== WHAT IS ASKED ==
Locate each line below that includes "historie" and reproduce it.

== SUPPLIED ENTRIES ==
--
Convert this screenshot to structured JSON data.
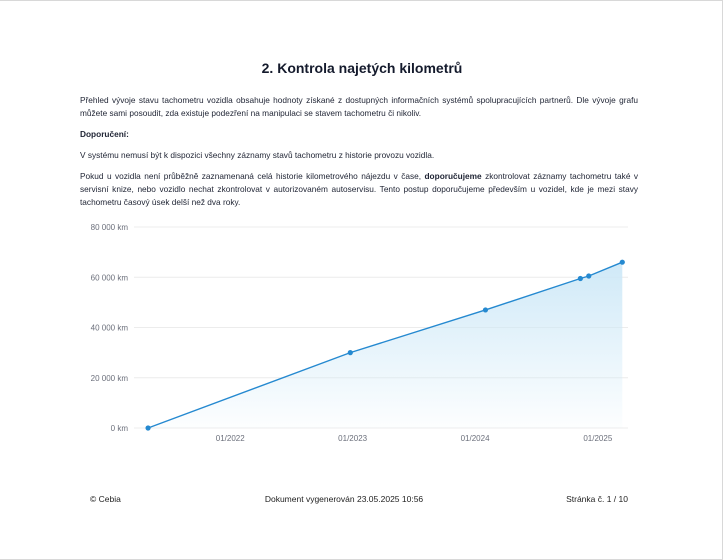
{
  "document": {
    "title": "2. Kontrola najetých kilometrů",
    "paragraph1": "Přehled vývoje stavu tachometru vozidla obsahuje hodnoty získané z dostupných informačních systémů spolupracujících partnerů. Dle vývoje grafu můžete sami posoudit, zda existuje podezření na manipulaci se stavem tachometru či nikoliv.",
    "recommendation_heading": "Doporučení:",
    "paragraph2": "V systému nemusí být k dispozici všechny záznamy stavů tachometru z historie provozu vozidla.",
    "paragraph3_part1": "Pokud u vozidla není průběžně zaznamenaná celá historie kilometrového nájezdu v čase, ",
    "paragraph3_bold": "doporučujeme",
    "paragraph3_part2": " zkontrolovat záznamy tachometru také v servisní knize, nebo vozidlo nechat zkontrolovat v autorizovaném autoservisu. Tento postup doporučujeme především u vozidel, kde je mezi stavy tachometru časový úsek delší než dva roky."
  },
  "chart_data": {
    "type": "area",
    "title": "",
    "xlabel": "",
    "ylabel": "",
    "ylim": [
      0,
      80000
    ],
    "xlim": [
      "2021-04-01",
      "2025-04-01"
    ],
    "y_ticks": [
      "0 km",
      "20 000 km",
      "40 000 km",
      "60 000 km",
      "80 000 km"
    ],
    "x_ticks": [
      "01/2022",
      "01/2023",
      "01/2024",
      "01/2025"
    ],
    "grid": true,
    "series": [
      {
        "x": [
          "2021-05-01",
          "2022-12-25",
          "2024-02-01",
          "2024-11-10",
          "2024-12-05",
          "2025-03-15"
        ],
        "y": [
          0,
          30000,
          47000,
          59500,
          60500,
          66000
        ]
      }
    ],
    "colors": {
      "line": "#2589d0",
      "fill_top": "#cde8f7",
      "grid": "#ececec",
      "axis_text": "#6b6f7b"
    }
  },
  "footer": {
    "left": "© Cebia",
    "center": "Dokument vygenerován 23.05.2025 10:56",
    "right": "Stránka č. 1 / 10"
  }
}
--
== WORKED SOLUTION ==
    "paragraph2": "V systému nemusí být k dispozici všechny záznamy stavů tachometru z historie provozu vozidla.",
    "paragraph3_part1": "Pokud u vozidla není průběžně zaznamenaná celá historie kilometrového nájezdu v čase, ",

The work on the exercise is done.